> Task:
Write out the portion of the comment thread between "He did not pursue" and "only, I ‘ear.", inclusive, copying it word for word.

> Reading passage:
Well, ok, if it will get me out of the ticket.

Ben
Ben
6 years ago

Waiter, my corn has some fuzz on it.

Stopchicks
Stopchicks
6 years ago

Waiter, there’s fuzz on my corn…

Stopchicks
Stopchicks
6 years ago

Wow. That was an interesting coincidence…

Stopchicks
Stopchicks
6 years ago

Like, must’ve been a second apart.

Droll not Troll
Droll not Troll
6 years ago

He’s a cornstable.

Droll not Troll
Droll not Troll
6 years ago

One of the hazards when arresting drunks.

DrLex
DrLex
6 years ago

Pop that cop gangsta-style, and receive free popcorn.

Big Fat Cat
Big Fat Cat
6 years ago

When you order CON on a cop, you get a free out of jail card.

Big Fat Cat
Big Fat Cat
6 years ago

The Gaelic Mushrooms are directly imported from the Scottish Highlands.

algernon
algernon
6 years ago

Put you corn down and your hands up

GwydionM
6 years ago

Special Today: Sweet & Sour Cops!

Marum
Marum
6 years ago

Corning cops is frowned upon by the police farce..

ManaUser
ManaUser
6 years ago

Are you SURE that’s vegan?

Frank Burns
Frank Burns
6 years ago

The police are stalking me!

Gooma
Gooma
6 years ago

Whatever you do. When the officer bends over to read your numberplate:

DON’T CORN THE COP.

Gooma
Gooma
6 years ago

I’m Cornstable Dornstable.

And I deplore this massage.

Marum
Marum
6 years ago

Guys.! Don’t pop your corn, unless you are wearing a condom.

Marum
Marum
6 years ago

We used to have a Federal Senator her in Oz, called Condon Byrne.

To me, it abounded like a salutary method, of disposing of used contraceptive devices.

Trixie
Trixie
6 years ago

For GOD’S sake Elley-May.

I said schuck ….SCHUCK – the corn.

Marum
Marum
6 years ago

Our food is — well— corked

Marum
Marum
6 years ago

The Courier Mail (daily rag) in Brissie., printed an article describing an officer as a Defective in the Police Forces.

He asked for a retraction, which they duly apologised, and did so.

This time he became a Detective in the Police Farces.

He did not pursue the matter further, after all, he had already lost two….Why try for three? I’ll bet it amused his workmates.

Lora
Lora
6 years ago

Judge: I sentence you to ten years of removing all the corn husks in the prison cafeteria!
Criminal: Aw, shucks! 🙁

Chuck
Chuck
6 years ago

Vegans only, I ‘ear.

Seventy2rd o clock
Seventy2rd o clock
6 years ago

– Copcorn to go, please.

Droll not Troll
Droll not Troll
6 years ago

That’s from years of foot patrol.

sirpaulfan
sirpaulfan
6 years ago

You have the right to remain silent. You have the right to make fun of the corncob on my head.

iLock
iLock
6 years ago

Beavis Vs. Eric Cartman

niiatsrce
niiatsrce
6 years ago

I think that’s a typo, seeing as it is only one letter off.

> Data:
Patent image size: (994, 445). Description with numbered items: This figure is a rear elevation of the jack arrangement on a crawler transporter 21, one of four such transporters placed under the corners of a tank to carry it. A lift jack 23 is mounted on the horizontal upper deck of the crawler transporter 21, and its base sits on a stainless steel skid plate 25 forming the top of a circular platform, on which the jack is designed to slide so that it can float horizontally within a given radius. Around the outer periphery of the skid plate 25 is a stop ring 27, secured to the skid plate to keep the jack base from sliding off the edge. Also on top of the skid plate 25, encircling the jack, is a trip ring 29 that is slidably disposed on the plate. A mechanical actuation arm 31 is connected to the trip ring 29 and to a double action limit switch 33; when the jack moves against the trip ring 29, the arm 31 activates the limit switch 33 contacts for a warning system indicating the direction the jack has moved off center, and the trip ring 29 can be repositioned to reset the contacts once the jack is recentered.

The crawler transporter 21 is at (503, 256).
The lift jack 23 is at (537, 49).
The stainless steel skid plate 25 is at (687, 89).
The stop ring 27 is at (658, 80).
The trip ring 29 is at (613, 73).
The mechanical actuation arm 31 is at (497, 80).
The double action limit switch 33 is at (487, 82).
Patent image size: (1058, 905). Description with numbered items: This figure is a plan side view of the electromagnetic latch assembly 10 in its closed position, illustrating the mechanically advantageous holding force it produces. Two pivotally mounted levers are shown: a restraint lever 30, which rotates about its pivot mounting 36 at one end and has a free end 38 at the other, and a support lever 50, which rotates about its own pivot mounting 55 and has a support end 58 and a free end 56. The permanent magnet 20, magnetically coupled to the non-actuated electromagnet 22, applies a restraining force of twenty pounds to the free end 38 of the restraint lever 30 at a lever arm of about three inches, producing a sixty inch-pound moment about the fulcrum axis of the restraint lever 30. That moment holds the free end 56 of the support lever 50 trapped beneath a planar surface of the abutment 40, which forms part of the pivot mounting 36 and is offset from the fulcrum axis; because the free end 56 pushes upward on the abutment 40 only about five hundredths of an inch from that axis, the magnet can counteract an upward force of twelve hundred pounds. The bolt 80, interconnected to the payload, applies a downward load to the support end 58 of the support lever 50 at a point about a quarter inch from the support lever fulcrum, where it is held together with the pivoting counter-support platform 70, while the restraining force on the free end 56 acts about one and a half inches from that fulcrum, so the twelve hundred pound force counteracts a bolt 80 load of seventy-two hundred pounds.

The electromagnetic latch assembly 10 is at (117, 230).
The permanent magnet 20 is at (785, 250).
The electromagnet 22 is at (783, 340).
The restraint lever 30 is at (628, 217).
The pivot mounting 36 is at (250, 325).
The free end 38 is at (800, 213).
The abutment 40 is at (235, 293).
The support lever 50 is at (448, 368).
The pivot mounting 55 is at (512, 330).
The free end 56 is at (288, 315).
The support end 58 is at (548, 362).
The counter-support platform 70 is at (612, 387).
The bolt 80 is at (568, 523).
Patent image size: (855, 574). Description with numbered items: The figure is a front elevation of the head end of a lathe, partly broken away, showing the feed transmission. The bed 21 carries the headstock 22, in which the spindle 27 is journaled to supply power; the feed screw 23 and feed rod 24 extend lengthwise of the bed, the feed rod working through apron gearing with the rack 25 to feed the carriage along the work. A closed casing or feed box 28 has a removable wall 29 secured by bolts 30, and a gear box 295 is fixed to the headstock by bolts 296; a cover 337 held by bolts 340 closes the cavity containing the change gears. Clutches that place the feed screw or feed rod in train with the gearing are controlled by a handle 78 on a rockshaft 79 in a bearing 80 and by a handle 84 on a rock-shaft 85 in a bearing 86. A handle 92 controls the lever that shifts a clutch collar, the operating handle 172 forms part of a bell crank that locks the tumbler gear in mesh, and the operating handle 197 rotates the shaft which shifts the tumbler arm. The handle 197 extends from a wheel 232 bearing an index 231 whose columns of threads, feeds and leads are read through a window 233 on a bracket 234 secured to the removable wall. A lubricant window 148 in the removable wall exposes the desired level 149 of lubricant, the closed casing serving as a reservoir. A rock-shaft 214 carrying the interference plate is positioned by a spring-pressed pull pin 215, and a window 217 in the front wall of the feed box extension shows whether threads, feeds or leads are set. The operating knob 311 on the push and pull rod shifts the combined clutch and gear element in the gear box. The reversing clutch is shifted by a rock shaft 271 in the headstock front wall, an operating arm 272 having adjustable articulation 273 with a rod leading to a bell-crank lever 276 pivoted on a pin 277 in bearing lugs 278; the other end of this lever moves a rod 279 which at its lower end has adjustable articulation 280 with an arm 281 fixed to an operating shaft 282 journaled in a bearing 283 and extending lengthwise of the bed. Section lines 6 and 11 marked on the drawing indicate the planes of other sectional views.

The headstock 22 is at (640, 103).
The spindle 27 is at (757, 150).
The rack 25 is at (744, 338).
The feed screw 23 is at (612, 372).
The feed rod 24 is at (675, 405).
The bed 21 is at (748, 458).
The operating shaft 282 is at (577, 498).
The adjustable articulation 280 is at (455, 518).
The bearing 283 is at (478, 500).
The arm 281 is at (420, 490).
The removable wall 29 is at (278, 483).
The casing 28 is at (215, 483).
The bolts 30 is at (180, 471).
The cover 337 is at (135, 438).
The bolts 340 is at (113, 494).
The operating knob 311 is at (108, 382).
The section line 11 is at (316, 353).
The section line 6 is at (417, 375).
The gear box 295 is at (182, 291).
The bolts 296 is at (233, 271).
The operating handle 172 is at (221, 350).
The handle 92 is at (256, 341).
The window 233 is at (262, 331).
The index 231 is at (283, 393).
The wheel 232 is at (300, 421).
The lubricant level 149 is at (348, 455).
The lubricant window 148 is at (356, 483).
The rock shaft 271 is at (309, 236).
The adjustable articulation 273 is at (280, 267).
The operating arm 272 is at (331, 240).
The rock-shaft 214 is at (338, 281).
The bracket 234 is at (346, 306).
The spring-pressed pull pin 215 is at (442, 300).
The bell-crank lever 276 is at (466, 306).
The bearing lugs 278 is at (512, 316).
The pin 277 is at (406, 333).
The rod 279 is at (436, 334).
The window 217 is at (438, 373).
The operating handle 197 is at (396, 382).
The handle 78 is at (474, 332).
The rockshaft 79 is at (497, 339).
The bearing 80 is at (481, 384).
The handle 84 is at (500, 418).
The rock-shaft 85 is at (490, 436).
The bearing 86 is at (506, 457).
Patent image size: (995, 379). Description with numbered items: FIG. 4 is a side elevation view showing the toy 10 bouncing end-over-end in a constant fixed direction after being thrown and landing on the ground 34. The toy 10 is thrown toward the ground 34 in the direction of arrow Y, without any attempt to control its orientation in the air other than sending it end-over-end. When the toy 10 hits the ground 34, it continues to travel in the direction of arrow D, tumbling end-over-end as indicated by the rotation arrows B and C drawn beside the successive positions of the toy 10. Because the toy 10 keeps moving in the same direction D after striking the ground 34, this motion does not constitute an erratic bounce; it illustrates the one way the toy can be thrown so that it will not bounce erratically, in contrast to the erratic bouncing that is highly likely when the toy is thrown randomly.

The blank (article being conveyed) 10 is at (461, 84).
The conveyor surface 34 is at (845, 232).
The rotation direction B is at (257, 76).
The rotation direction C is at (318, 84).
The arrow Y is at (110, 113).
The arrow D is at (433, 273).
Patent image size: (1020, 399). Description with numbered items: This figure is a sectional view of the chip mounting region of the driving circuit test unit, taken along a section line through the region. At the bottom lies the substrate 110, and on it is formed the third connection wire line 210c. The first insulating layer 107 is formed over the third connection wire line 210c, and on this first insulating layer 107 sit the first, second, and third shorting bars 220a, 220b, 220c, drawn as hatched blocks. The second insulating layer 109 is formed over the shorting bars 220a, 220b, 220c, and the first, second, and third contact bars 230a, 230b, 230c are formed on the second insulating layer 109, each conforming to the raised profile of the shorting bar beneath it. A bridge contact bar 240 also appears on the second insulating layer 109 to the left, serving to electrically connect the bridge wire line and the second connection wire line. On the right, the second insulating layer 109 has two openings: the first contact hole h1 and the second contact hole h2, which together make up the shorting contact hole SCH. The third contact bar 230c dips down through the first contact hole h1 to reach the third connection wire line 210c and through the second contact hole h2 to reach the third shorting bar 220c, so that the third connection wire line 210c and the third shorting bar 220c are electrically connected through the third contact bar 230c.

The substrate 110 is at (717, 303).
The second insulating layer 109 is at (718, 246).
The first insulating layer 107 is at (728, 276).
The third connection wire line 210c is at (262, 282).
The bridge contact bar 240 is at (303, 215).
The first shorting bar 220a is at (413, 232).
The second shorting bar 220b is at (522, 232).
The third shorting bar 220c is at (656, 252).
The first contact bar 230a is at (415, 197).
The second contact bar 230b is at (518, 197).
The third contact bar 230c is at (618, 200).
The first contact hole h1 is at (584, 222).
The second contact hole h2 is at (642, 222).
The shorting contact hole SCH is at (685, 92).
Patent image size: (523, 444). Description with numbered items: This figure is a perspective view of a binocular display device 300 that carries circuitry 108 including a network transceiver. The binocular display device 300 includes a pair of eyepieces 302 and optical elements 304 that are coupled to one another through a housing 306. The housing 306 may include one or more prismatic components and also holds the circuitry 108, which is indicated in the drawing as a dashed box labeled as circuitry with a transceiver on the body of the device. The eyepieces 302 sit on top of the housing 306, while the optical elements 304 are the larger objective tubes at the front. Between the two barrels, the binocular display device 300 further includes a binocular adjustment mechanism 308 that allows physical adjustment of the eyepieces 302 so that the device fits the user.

> Task solution:
He did not pursue the matter further, after all, he had already lost two….Why try for three? I’ll bet it amused his workmates.

Lora
Lora
6 years ago

Judge: I sentence you to ten years of removing all the corn husks in the prison cafeteria!
Criminal: Aw, shucks! 🙁

Chuck
Chuck
6 years ago

Vegans only, I ‘ear.